Task description >> Your task is to print all of the material verbatim.
____
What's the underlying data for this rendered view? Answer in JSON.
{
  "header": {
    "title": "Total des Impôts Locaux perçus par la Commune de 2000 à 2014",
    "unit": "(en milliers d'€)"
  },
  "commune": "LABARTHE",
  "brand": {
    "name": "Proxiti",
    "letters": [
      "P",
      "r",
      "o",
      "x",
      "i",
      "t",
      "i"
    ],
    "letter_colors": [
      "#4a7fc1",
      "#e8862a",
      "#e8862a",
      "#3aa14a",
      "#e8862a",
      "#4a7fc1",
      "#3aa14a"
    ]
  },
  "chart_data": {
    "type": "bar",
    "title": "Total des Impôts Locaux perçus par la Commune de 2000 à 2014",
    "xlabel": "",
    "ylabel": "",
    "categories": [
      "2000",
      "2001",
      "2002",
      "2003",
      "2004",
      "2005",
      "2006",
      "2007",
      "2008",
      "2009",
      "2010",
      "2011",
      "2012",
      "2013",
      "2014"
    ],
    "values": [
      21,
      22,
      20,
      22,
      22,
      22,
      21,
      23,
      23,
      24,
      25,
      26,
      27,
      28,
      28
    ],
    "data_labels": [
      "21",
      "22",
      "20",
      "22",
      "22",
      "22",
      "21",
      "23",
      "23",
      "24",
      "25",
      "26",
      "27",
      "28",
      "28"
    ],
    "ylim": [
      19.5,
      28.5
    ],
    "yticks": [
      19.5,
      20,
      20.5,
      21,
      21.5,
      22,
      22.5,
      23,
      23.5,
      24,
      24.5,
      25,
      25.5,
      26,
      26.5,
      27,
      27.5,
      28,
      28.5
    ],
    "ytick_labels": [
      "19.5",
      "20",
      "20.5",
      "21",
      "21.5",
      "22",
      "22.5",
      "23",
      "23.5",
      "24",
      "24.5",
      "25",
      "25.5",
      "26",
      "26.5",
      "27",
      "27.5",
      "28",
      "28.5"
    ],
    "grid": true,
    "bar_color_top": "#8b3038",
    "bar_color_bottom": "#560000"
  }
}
____
Finished answer >>
What's the underlying data for this rendered view? Answer in JSON.
{
  "header": {
    "title": "Total des Impôts Locaux perçus par la Commune de 2000 à 2014",
    "unit": "(en milliers d'€)"
  },
  "commune": "LABARTHE",
  "brand": {
    "name": "Proxiti",
    "letters": [
      "P",
      "r",
      "o",
      "x",
      "i",
      "t",
      "i"
    ],
    "letter_colors": [
      "#4a7fc1",
      "#e8862a",
      "#e8862a",
      "#3aa14a",
      "#e8862a",
      "#4a7fc1",
      "#3aa14a"
    ]
  },
  "chart_data": {
    "type": "bar",
    "title": "Total des Impôts Locaux perçus par la Commune de 2000 à 2014",
    "xlabel": "",
    "ylabel": "",
    "categories": [
      "2000",
      "2001",
      "2002",
      "2003",
      "2004",
      "2005",
      "2006",
      "2007",
      "2008",
      "2009",
      "2010",
      "2011",
      "2012",
      "2013",
      "2014"
    ],
    "values": [
      21,
      22,
      20,
      22,
      22,
      22,
      21,
      23,
      23,
      24,
      25,
      26,
      27,
      28,
      28
    ],
    "data_labels": [
      "21",
      "22",
      "20",
      "22",
      "22",
      "22",
      "21",
      "23",
      "23",
      "24",
      "25",
      "26",
      "27",
      "28",
      "28"
    ],
    "ylim": [
      19.5,
      28.5
    ],
    "yticks": [
      19.5,
      20,
      20.5,
      21,
      21.5,
      22,
      22.5,
      23,
      23.5,
      24,
      24.5,
      25,
      25.5,
      26,
      26.5,
      27,
      27.5,
      28,
      28.5
    ],
    "ytick_labels": [
      "19.5",
      "20",
      "20.5",
      "21",
      "21.5",
      "22",
      "22.5",
      "23",
      "23.5",
      "24",
      "24.5",
      "25",
      "25.5",
      "26",
      "26.5",
      "27",
      "27.5",
      "28",
      "28.5"
    ],
    "grid": true,
    "bar_color_top": "#8b3038",
    "bar_color_bottom": "#560000"
  }
}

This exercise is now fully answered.